PROBLEM REQUIREMENTS :: Drop every picture. Return the rest of the entries exactly.

══════════════════════════════

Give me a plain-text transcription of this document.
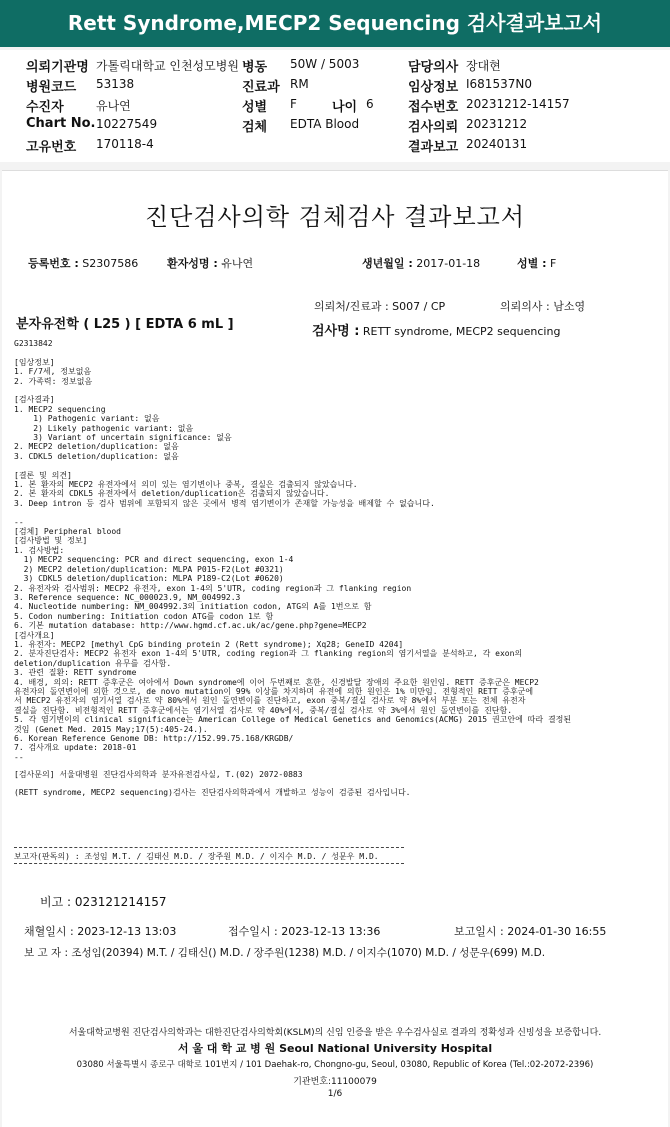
Rett Syndrome,MECP2 Sequencing 검사결과보고서
의뢰기관명 가톨릭대학교 인천성모병원 병동 50W / 5003	담당의사 장대현
병원코드 53138	진료과 RM	임상정보 I681537N0
수진자	유나연	성별 F	나이 6	접수번호 20231212-14157
Chart No. 10227549	검체 EDTA Blood	검사의뢰 20231212
고유번호 170118-4	결과보고 20240131
진단검사의학 검체검사 결과보고서
등록번호 : S2307586	환자성명 : 유나연	생년월일 : 2017-01-18	성별 : F
의뢰처/진료과 : S007 / CP	의뢰의사 : 남소영
분자유전학 ( L25 ) [ EDTA 6 mL ]	검사명 : RETT syndrome, MECP2 sequencing
G2313842
[임상정보]
1. F/7세, 정보없음
2. 가족력: 정보없음
[검사결과]
1. MECP2 sequencing
1) Pathogenic variant: 없음
2) Likely pathogenic variant: 없음
3) Variant of uncertain significance: 없음
2. MECP2 deletion/duplication: 없음
3. CDKL5 deletion/duplication: 없음
[결론 및 의견]
1. 본 환자의 MECP2 유전자에서 의미 있는 염기변이나 중복, 결실은 검출되지 않았습니다.
2. 본 환자의 CDKL5 유전자에서 deletion/duplication은 검출되지 않았습니다.
3. Deep intron 등 검사 범위에 포함되지 않은 곳에서 병적 염기변이가 존재할 가능성을 배제할 수 없습니다.
--
[검체] Peripheral blood
[검사방법 및 정보]
1. 검사방법:
1) MECP2 sequencing: PCR and direct sequencing, exon 1-4
2) MECP2 deletion/duplication: MLPA P015-F2(Lot #0321)
3) CDKL5 deletion/duplication: MLPA P189-C2(Lot #0620)
2. 유전자와 검사범위: MECP2 유전자, exon 1-4의 5'UTR, coding region과 그 flanking region
3. Reference sequence: NC_000023.9, NM_004992.3
4. Nucleotide numbering: NM_004992.3의 initiation codon, ATG의 A를 1번으로 함
5. Codon numbering: Initiation codon ATG를 codon 1로 함
6. 기본 mutation database: http://www.hgmd.cf.ac.uk/ac/gene.php?gene=MECP2
[검사개요]
1. 유전자: MECP2 [methyl CpG binding protein 2 (Rett syndrome); Xq28; GeneID 4204]
2. 분자진단검사: MECP2 유전자 exon 1-4의 5'UTR, coding region과 그 flanking region의 염기서열을 분석하고, 각 exon의
deletion/duplication 유무를 검사함.
3. 관련 질환: RETT syndrome
4. 배경, 의의: RETT 증후군은 여아에서 Down syndrome에 이어 두번째로 흔한, 신경발달 장애의 주요한 원인임. RETT 증후군은 MECP2
유전자의 돌연변이에 의한 것으로, de novo mutation이 99% 이상를 차지하며 유전에 의한 원인은 1% 미만임. 전형적인 RETT 증후군에
서 MECP2 유전자의 염기서열 검사로 약 80%에서 원인 돌연변이를 진단하고, exon 중복/결실 검사로 약 8%에서 부분 또는 전체 유전자
결실을 진단함. 비전형적인 RETT 증후군에서는 염기서열 검사로 약 40%에서, 중복/결실 검사로 약 3%에서 원인 돌연변이를 진단함.
5. 각 염기변이의 clinical significance는 American College of Medical Genetics and Genomics(ACMG) 2015 권고안에 따라 결정된
것임 (Genet Med. 2015 May;17(5):405-24.).
6. Korean Reference Genome DB: http://152.99.75.168/KRGDB/
7. 검사개요 update: 2018-01
--
[검사문의] 서울대병원 진단검사의학과 분자유전검사실, T.(02) 2072-0883
(RETT syndrome, MECP2 sequencing)검사는 진단검사의학과에서 개발하고 성능이 검증된 검사입니다.
보고자(판독의) : 조성임 M.T. / 김태신 M.D. / 장주원 M.D. / 이지수 M.D. / 성문우 M.D.
비고 : 023121214157
채혈일시 : 2023-12-13 13:03	접수일시 : 2023-12-13 13:36	보고일시 : 2024-01-30 16:55
보 고 자 : 조성임(20394) M.T. / 김태신() M.D. / 장주원(1238) M.D. / 이지수(1070) M.D. / 성문우(699) M.D.
서울대학교병원 진단검사의학과는 대한진단검사의학회(KSLM)의 신임 인증을 받은 우수검사실로 결과의 정확성과 신빙성을 보증합니다.
서 울 대 학 교 병 원 Seoul National University Hospital
03080 서울특별시 종로구 대학로 101번지 / 101 Daehak-ro, Chongno-gu, Seoul, 03080, Republic of Korea (Tel.:02-2072-2396)
기관번호:11100079
1/6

══════════════════════════════

ANSWER FOR THIS EXERCISE ::
Give me a plain-text transcription of this document.
Rett Syndrome,MECP2 Sequencing 검사결과보고서
의뢰기관명 가톨릭대학교 인천성모병원 병동 50W / 5003	담당의사 장대현
병원코드 53138	진료과 RM	임상정보 I681537N0
수진자	유나연	성별 F	나이 6	접수번호 20231212-14157
Chart No. 10227549	검체 EDTA Blood	검사의뢰 20231212
고유번호 170118-4	결과보고 20240131
진단검사의학 검체검사 결과보고서
등록번호 : S2307586	환자성명 : 유나연	생년월일 : 2017-01-18	성별 : F
의뢰처/진료과 : S007 / CP	의뢰의사 : 남소영
분자유전학 ( L25 ) [ EDTA 6 mL ]	검사명 : RETT syndrome, MECP2 sequencing
G2313842
[임상정보]
1. F/7세, 정보없음
2. 가족력: 정보없음
[검사결과]
1. MECP2 sequencing
1) Pathogenic variant: 없음
2) Likely pathogenic variant: 없음
3) Variant of uncertain significance: 없음
2. MECP2 deletion/duplication: 없음
3. CDKL5 deletion/duplication: 없음
[결론 및 의견]
1. 본 환자의 MECP2 유전자에서 의미 있는 염기변이나 중복, 결실은 검출되지 않았습니다.
2. 본 환자의 CDKL5 유전자에서 deletion/duplication은 검출되지 않았습니다.
3. Deep intron 등 검사 범위에 포함되지 않은 곳에서 병적 염기변이가 존재할 가능성을 배제할 수 없습니다.
--
[검체] Peripheral blood
[검사방법 및 정보]
1. 검사방법:
1) MECP2 sequencing: PCR and direct sequencing, exon 1-4
2) MECP2 deletion/duplication: MLPA P015-F2(Lot #0321)
3) CDKL5 deletion/duplication: MLPA P189-C2(Lot #0620)
2. 유전자와 검사범위: MECP2 유전자, exon 1-4의 5'UTR, coding region과 그 flanking region
3. Reference sequence: NC_000023.9, NM_004992.3
4. Nucleotide numbering: NM_004992.3의 initiation codon, ATG의 A를 1번으로 함
5. Codon numbering: Initiation codon ATG를 codon 1로 함
6. 기본 mutation database: http://www.hgmd.cf.ac.uk/ac/gene.php?gene=MECP2
[검사개요]
1. 유전자: MECP2 [methyl CpG binding protein 2 (Rett syndrome); Xq28; GeneID 4204]
2. 분자진단검사: MECP2 유전자 exon 1-4의 5'UTR, coding region과 그 flanking region의 염기서열을 분석하고, 각 exon의
deletion/duplication 유무를 검사함.
3. 관련 질환: RETT syndrome
4. 배경, 의의: RETT 증후군은 여아에서 Down syndrome에 이어 두번째로 흔한, 신경발달 장애의 주요한 원인임. RETT 증후군은 MECP2
유전자의 돌연변이에 의한 것으로, de novo mutation이 99% 이상를 차지하며 유전에 의한 원인은 1% 미만임. 전형적인 RETT 증후군에
서 MECP2 유전자의 염기서열 검사로 약 80%에서 원인 돌연변이를 진단하고, exon 중복/결실 검사로 약 8%에서 부분 또는 전체 유전자
결실을 진단함. 비전형적인 RETT 증후군에서는 염기서열 검사로 약 40%에서, 중복/결실 검사로 약 3%에서 원인 돌연변이를 진단함.
5. 각 염기변이의 clinical significance는 American College of Medical Genetics and Genomics(ACMG) 2015 권고안에 따라 결정된
것임 (Genet Med. 2015 May;17(5):405-24.).
6. Korean Reference Genome DB: http://152.99.75.168/KRGDB/
7. 검사개요 update: 2018-01
--
[검사문의] 서울대병원 진단검사의학과 분자유전검사실, T.(02) 2072-0883
(RETT syndrome, MECP2 sequencing)검사는 진단검사의학과에서 개발하고 성능이 검증된 검사입니다.
보고자(판독의) : 조성임 M.T. / 김태신 M.D. / 장주원 M.D. / 이지수 M.D. / 성문우 M.D.
비고 : 023121214157
채혈일시 : 2023-12-13 13:03	접수일시 : 2023-12-13 13:36	보고일시 : 2024-01-30 16:55
보 고 자 : 조성임(20394) M.T. / 김태신() M.D. / 장주원(1238) M.D. / 이지수(1070) M.D. / 성문우(699) M.D.
서울대학교병원 진단검사의학과는 대한진단검사의학회(KSLM)의 신임 인증을 받은 우수검사실로 결과의 정확성과 신빙성을 보증합니다.
서 울 대 학 교 병 원 Seoul National University Hospital
03080 서울특별시 종로구 대학로 101번지 / 101 Daehak-ro, Chongno-gu, Seoul, 03080, Republic of Korea (Tel.:02-2072-2396)
기관번호:11100079
1/6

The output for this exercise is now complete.